- _Goal_:
Copy out the listing exactly.

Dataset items

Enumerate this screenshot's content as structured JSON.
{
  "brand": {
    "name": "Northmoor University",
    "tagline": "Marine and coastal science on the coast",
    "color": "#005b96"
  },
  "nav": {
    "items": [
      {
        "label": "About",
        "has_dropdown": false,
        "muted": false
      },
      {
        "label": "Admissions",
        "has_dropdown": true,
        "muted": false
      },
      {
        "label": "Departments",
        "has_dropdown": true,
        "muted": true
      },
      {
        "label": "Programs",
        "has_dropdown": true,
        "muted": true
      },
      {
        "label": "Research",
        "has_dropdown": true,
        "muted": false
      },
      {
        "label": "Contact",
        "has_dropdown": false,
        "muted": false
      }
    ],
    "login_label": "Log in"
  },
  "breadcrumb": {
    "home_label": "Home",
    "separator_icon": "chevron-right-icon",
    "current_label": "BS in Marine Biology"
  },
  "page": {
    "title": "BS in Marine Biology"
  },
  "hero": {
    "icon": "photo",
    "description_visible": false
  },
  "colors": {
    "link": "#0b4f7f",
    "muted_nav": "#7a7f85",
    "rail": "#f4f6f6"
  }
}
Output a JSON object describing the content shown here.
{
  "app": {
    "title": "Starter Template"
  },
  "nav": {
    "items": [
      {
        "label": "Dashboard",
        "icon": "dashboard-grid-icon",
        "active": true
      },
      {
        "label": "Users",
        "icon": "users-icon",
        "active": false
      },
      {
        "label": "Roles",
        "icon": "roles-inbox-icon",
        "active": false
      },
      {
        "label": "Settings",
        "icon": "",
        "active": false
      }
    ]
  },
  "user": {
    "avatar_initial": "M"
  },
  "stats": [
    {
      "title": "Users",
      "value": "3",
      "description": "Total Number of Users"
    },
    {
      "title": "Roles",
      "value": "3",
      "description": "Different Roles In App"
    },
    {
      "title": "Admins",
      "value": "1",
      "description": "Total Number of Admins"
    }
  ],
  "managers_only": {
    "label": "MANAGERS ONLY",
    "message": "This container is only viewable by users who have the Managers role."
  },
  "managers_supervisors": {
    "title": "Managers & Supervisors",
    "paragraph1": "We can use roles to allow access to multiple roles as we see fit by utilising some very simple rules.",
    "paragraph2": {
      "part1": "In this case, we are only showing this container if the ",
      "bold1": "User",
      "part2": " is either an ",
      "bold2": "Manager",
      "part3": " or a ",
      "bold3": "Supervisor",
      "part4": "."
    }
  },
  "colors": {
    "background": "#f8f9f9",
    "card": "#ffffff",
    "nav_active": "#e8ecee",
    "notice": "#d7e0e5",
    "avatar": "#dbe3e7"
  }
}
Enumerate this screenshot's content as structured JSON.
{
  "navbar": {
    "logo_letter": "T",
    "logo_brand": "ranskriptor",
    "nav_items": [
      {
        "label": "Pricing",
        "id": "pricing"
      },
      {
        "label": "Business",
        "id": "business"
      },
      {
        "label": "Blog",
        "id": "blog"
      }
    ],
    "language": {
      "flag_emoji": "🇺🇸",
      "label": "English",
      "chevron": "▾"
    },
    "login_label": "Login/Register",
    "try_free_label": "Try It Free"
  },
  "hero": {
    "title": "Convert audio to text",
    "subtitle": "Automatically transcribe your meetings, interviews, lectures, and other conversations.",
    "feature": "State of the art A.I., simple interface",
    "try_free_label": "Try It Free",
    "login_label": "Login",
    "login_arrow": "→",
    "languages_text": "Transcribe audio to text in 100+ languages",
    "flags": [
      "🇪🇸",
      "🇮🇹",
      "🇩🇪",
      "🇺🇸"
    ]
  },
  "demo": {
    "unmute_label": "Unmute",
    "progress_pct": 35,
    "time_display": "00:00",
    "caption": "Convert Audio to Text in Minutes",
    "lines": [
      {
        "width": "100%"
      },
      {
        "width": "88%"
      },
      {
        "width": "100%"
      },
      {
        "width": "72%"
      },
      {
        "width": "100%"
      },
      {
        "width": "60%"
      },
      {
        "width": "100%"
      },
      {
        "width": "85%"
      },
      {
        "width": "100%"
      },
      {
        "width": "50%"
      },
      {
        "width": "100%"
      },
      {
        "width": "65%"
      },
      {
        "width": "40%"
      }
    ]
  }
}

- _Exercise result_:
Enumerate this screenshot's content as structured JSON.
{
  "brand": {
    "name": "Northmoor University",
    "tagline": "Marine and coastal science on the coast",
    "color": "#005b96"
  },
  "nav": {
    "items": [
      {
        "label": "About",
        "has_dropdown": false,
        "muted": false
      },
      {
        "label": "Admissions",
        "has_dropdown": true,
        "muted": false
      },
      {
        "label": "Departments",
        "has_dropdown": true,
        "muted": true
      },
      {
        "label": "Programs",
        "has_dropdown": true,
        "muted": true
      },
      {
        "label": "Research",
        "has_dropdown": true,
        "muted": false
      },
      {
        "label": "Contact",
        "has_dropdown": false,
        "muted": false
      }
    ],
    "login_label": "Log in"
  },
  "breadcrumb": {
    "home_label": "Home",
    "separator_icon": "chevron-right-icon",
    "current_label": "BS in Marine Biology"
  },
  "page": {
    "title": "BS in Marine Biology"
  },
  "hero": {
    "icon": "photo",
    "description_visible": false
  },
  "colors": {
    "link": "#0b4f7f",
    "muted_nav": "#7a7f85",
    "rail": "#f4f6f6"
  }
}
Output a JSON object describing the content shown here.
{
  "app": {
    "title": "Starter Template"
  },
  "nav": {
    "items": [
      {
        "label": "Dashboard",
        "icon": "dashboard-grid-icon",
        "active": true
      },
      {
        "label": "Users",
        "icon": "users-icon",
        "active": false
      },
      {
        "label": "Roles",
        "icon": "roles-inbox-icon",
        "active": false
      },
      {
        "label": "Settings",
        "icon": "",
        "active": false
      }
    ]
  },
  "user": {
    "avatar_initial": "M"
  },
  "stats": [
    {
      "title": "Users",
      "value": "3",
      "description": "Total Number of Users"
    },
    {
      "title": "Roles",
      "value": "3",
      "description": "Different Roles In App"
    },
    {
      "title": "Admins",
      "value": "1",
      "description": "Total Number of Admins"
    }
  ],
  "managers_only": {
    "label": "MANAGERS ONLY",
    "message": "This container is only viewable by users who have the Managers role."
  },
  "managers_supervisors": {
    "title": "Managers & Supervisors",
    "paragraph1": "We can use roles to allow access to multiple roles as we see fit by utilising some very simple rules.",
    "paragraph2": {
      "part1": "In this case, we are only showing this container if the ",
      "bold1": "User",
      "part2": " is either an ",
      "bold2": "Manager",
      "part3": " or a ",
      "bold3": "Supervisor",
      "part4": "."
    }
  },
  "colors": {
    "background": "#f8f9f9",
    "card": "#ffffff",
    "nav_active": "#e8ecee",
    "notice": "#d7e0e5",
    "avatar": "#dbe3e7"
  }
}
Enumerate this screenshot's content as structured JSON.
{
  "navbar": {
    "logo_letter": "T",
    "logo_brand": "ranskriptor",
    "nav_items": [
      {
        "label": "Pricing",
        "id": "pricing"
      },
      {
        "label": "Business",
        "id": "business"
      },
      {
        "label": "Blog",
        "id": "blog"
      }
    ],
    "language": {
      "flag_emoji": "🇺🇸",
      "label": "English",
      "chevron": "▾"
    },
    "login_label": "Login/Register",
    "try_free_label": "Try It Free"
  },
  "hero": {
    "title": "Convert audio to text",
    "subtitle": "Automatically transcribe your meetings, interviews, lectures, and other conversations.",
    "feature": "State of the art A.I., simple interface",
    "try_free_label": "Try It Free",
    "login_label": "Login",
    "login_arrow": "→",
    "languages_text": "Transcribe audio to text in 100+ languages",
    "flags": [
      "🇪🇸",
      "🇮🇹",
      "🇩🇪",
      "🇺🇸"
    ]
  },
  "demo": {
    "unmute_label": "Unmute",
    "progress_pct": 35,
    "time_display": "00:00",
    "caption": "Convert Audio to Text in Minutes",
    "lines": [
      {
        "width": "100%"
      },
      {
        "width": "88%"
      },
      {
        "width": "100%"
      },
      {
        "width": "72%"
      },
      {
        "width": "100%"
      },
      {
        "width": "60%"
      },
      {
        "width": "100%"
      },
      {
        "width": "85%"
      },
      {
        "width": "100%"
      },
      {
        "width": "50%"
      },
      {
        "width": "100%"
      },
      {
        "width": "65%"
      },
      {
        "width": "40%"
      }
    ]
  }
}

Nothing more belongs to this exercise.